(Data entries)
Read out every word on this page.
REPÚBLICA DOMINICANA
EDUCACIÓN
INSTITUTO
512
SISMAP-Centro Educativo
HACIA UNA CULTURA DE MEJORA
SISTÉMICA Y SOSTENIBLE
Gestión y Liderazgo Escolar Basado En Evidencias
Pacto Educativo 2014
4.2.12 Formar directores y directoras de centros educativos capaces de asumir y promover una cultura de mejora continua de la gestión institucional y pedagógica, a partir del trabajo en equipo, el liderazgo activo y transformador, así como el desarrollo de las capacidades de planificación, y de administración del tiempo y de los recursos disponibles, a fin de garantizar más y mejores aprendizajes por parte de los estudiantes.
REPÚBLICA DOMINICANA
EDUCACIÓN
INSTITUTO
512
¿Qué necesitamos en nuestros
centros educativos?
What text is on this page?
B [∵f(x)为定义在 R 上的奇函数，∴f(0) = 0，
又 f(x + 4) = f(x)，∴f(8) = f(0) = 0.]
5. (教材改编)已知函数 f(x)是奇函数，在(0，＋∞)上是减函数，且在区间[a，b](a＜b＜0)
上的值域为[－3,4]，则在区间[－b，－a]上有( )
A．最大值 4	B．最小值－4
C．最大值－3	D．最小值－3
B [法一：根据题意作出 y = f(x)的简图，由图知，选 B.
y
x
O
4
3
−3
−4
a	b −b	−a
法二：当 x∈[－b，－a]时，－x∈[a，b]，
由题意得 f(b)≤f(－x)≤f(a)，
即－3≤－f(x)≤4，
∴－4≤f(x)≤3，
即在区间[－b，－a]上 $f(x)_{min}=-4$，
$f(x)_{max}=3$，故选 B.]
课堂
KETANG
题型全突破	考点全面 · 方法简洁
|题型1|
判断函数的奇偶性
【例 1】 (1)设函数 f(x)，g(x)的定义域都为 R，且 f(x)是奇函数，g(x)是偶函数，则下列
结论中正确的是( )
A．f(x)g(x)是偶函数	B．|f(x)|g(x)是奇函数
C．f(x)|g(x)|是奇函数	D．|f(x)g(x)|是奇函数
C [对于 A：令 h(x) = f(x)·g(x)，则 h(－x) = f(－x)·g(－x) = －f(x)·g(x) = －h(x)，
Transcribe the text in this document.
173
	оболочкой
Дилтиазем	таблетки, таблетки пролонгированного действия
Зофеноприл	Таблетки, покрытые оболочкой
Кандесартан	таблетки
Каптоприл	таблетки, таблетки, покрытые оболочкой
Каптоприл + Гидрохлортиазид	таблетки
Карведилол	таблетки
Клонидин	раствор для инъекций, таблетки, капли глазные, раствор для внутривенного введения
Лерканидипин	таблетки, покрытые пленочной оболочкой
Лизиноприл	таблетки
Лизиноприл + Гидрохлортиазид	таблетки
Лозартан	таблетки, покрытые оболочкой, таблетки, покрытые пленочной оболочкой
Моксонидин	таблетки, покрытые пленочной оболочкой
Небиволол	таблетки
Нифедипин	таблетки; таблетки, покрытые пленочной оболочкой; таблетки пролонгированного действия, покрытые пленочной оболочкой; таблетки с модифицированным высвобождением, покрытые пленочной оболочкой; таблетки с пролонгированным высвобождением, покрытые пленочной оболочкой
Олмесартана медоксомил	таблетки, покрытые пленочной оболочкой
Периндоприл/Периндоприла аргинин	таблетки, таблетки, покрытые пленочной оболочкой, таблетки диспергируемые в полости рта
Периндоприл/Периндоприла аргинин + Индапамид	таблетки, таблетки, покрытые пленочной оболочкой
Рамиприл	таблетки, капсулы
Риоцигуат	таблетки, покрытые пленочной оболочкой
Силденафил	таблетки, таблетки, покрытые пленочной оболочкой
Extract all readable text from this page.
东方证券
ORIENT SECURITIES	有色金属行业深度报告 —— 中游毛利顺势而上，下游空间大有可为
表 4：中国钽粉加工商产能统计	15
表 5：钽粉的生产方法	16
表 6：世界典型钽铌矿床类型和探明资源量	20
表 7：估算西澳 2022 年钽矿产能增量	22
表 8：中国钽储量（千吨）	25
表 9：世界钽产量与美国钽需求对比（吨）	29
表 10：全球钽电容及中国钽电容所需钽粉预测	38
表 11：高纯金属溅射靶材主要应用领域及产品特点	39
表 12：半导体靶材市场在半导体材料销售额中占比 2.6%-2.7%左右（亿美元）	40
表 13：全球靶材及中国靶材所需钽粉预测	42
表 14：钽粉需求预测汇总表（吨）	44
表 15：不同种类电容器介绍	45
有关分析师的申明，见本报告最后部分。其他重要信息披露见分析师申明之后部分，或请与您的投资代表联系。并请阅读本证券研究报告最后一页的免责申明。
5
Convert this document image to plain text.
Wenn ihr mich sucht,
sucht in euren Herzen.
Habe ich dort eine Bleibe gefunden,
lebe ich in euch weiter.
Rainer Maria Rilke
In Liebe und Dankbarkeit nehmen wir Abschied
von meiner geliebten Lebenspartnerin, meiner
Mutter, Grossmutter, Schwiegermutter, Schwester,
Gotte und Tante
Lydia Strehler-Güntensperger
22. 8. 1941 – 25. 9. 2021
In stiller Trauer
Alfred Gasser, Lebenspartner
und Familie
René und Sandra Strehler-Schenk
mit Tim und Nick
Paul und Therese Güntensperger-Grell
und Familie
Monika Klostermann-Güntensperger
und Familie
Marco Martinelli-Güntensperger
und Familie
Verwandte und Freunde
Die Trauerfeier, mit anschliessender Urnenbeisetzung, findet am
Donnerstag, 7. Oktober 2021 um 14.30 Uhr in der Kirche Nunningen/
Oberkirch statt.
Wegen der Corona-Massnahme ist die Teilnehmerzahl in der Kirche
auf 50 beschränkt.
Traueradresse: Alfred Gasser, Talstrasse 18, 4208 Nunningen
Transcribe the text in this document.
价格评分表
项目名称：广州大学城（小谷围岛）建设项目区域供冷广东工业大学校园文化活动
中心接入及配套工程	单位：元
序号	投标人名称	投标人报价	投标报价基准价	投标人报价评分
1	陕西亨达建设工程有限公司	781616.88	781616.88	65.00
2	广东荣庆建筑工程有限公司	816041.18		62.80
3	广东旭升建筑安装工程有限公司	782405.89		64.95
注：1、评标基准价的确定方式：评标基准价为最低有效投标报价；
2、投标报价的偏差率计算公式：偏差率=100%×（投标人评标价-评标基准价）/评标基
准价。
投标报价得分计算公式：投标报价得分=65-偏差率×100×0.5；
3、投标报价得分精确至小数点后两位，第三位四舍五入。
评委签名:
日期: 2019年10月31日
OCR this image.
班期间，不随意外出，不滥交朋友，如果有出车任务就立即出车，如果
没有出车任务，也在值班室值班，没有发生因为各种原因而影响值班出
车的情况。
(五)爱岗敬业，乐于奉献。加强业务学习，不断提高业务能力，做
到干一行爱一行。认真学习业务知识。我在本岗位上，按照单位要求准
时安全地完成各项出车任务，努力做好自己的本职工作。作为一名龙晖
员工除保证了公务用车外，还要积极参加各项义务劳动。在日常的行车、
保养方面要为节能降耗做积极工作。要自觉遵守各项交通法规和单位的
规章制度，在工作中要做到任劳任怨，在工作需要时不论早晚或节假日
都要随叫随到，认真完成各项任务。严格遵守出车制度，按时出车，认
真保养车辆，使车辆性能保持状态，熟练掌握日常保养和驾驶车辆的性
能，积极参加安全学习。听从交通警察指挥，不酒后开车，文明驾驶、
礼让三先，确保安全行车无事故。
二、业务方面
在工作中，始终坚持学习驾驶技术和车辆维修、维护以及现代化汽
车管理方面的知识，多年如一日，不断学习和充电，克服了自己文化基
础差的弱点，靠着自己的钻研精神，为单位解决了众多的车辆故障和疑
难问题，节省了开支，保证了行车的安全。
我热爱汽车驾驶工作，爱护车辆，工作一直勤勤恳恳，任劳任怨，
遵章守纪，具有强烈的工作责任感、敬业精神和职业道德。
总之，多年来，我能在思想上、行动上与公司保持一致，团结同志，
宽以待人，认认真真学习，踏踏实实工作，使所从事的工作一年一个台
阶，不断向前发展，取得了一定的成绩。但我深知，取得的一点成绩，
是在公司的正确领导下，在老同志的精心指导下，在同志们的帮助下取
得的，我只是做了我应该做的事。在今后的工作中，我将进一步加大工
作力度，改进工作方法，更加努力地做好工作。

Task prompt:
State only the count of lines above that hold the string "是奇函数".

Solution to the exercise:
4